**WHAT YOU ARE ASKED TO DO**
Copy the entries below exactly. Images do not belong in the copy.

**RECORDS FOR THE EXERCISE**
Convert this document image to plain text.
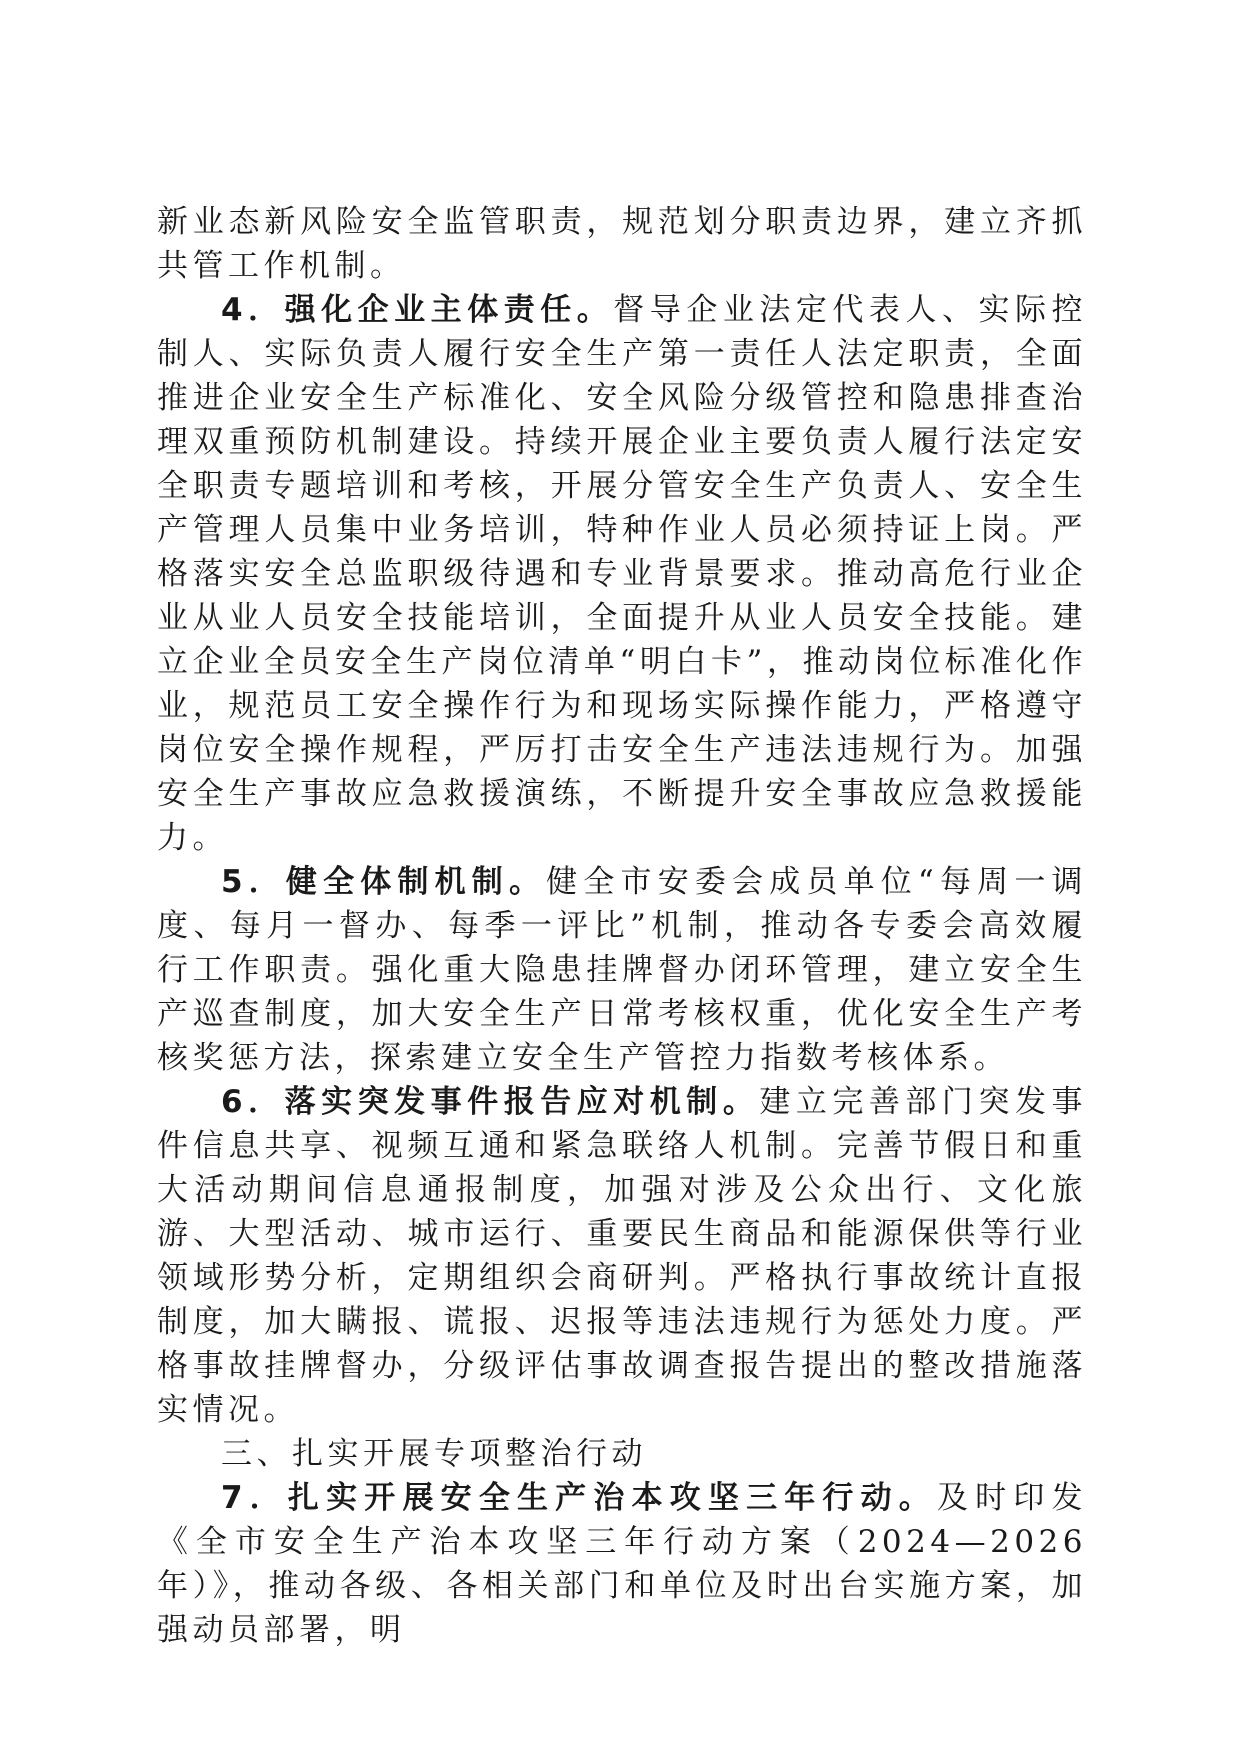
新业态新风险安全监管职责，规范划分职责边界，建立齐抓共管工作机制。

4．强化企业主体责任。督导企业法定代表人、实际控制人、实际负责人履行安全生产第一责任人法定职责，全面推进企业安全生产标准化、安全风险分级管控和隐患排查治理双重预防机制建设。持续开展企业主要负责人履行法定安全职责专题培训和考核，开展分管安全生产负责人、安全生产管理人员集中业务培训，特种作业人员必须持证上岗。严格落实安全总监职级待遇和专业背景要求。推动高危行业企业从业人员安全技能培训，全面提升从业人员安全技能。建立企业全员安全生产岗位清单“明白卡”，推动岗位标准化作业，规范员工安全操作行为和现场实际操作能力，严格遵守岗位安全操作规程，严厉打击安全生产违法违规行为。加强安全生产事故应急救援演练，不断提升安全事故应急救援能力。

5．健全体制机制。健全市安委会成员单位“每周一调度、每月一督办、每季一评比”机制，推动各专委会高效履行工作职责。强化重大隐患挂牌督办闭环管理，建立安全生产巡查制度，加大安全生产日常考核权重，优化安全生产考核奖惩方法，探索建立安全生产管控力指数考核体系。

6．落实突发事件报告应对机制。建立完善部门突发事件信息共享、视频互通和紧急联络人机制。完善节假日和重大活动期间信息通报制度，加强对涉及公众出行、文化旅游、大型活动、城市运行、重要民生商品和能源保供等行业领域形势分析，定期组织会商研判。严格执行事故统计直报制度，加大瞒报、谎报、迟报等违法违规行为惩处力度。严格事故挂牌督办，分级评估事故调查报告提出的整改措施落实情况。

三、扎实开展专项整治行动

7．扎实开展安全生产治本攻坚三年行动。及时印发《全市安全生产治本攻坚三年行动方案（2024—2026年）》，推动各级、各相关部门和单位及时出台实施方案，加强动员部署，明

**OUTPUT**
Convert this document image to plain text.
新业态新风险安全监管职责，规范划分职责边界，建立齐抓共管工作机制。

4．强化企业主体责任。督导企业法定代表人、实际控制人、实际负责人履行安全生产第一责任人法定职责，全面推进企业安全生产标准化、安全风险分级管控和隐患排查治理双重预防机制建设。持续开展企业主要负责人履行法定安全职责专题培训和考核，开展分管安全生产负责人、安全生产管理人员集中业务培训，特种作业人员必须持证上岗。严格落实安全总监职级待遇和专业背景要求。推动高危行业企业从业人员安全技能培训，全面提升从业人员安全技能。建立企业全员安全生产岗位清单“明白卡”，推动岗位标准化作业，规范员工安全操作行为和现场实际操作能力，严格遵守岗位安全操作规程，严厉打击安全生产违法违规行为。加强安全生产事故应急救援演练，不断提升安全事故应急救援能力。

5．健全体制机制。健全市安委会成员单位“每周一调度、每月一督办、每季一评比”机制，推动各专委会高效履行工作职责。强化重大隐患挂牌督办闭环管理，建立安全生产巡查制度，加大安全生产日常考核权重，优化安全生产考核奖惩方法，探索建立安全生产管控力指数考核体系。

6．落实突发事件报告应对机制。建立完善部门突发事件信息共享、视频互通和紧急联络人机制。完善节假日和重大活动期间信息通报制度，加强对涉及公众出行、文化旅游、大型活动、城市运行、重要民生商品和能源保供等行业领域形势分析，定期组织会商研判。严格执行事故统计直报制度，加大瞒报、谎报、迟报等违法违规行为惩处力度。严格事故挂牌督办，分级评估事故调查报告提出的整改措施落实情况。

三、扎实开展专项整治行动

7．扎实开展安全生产治本攻坚三年行动。及时印发《全市安全生产治本攻坚三年行动方案（2024—2026年）》，推动各级、各相关部门和单位及时出台实施方案，加强动员部署，明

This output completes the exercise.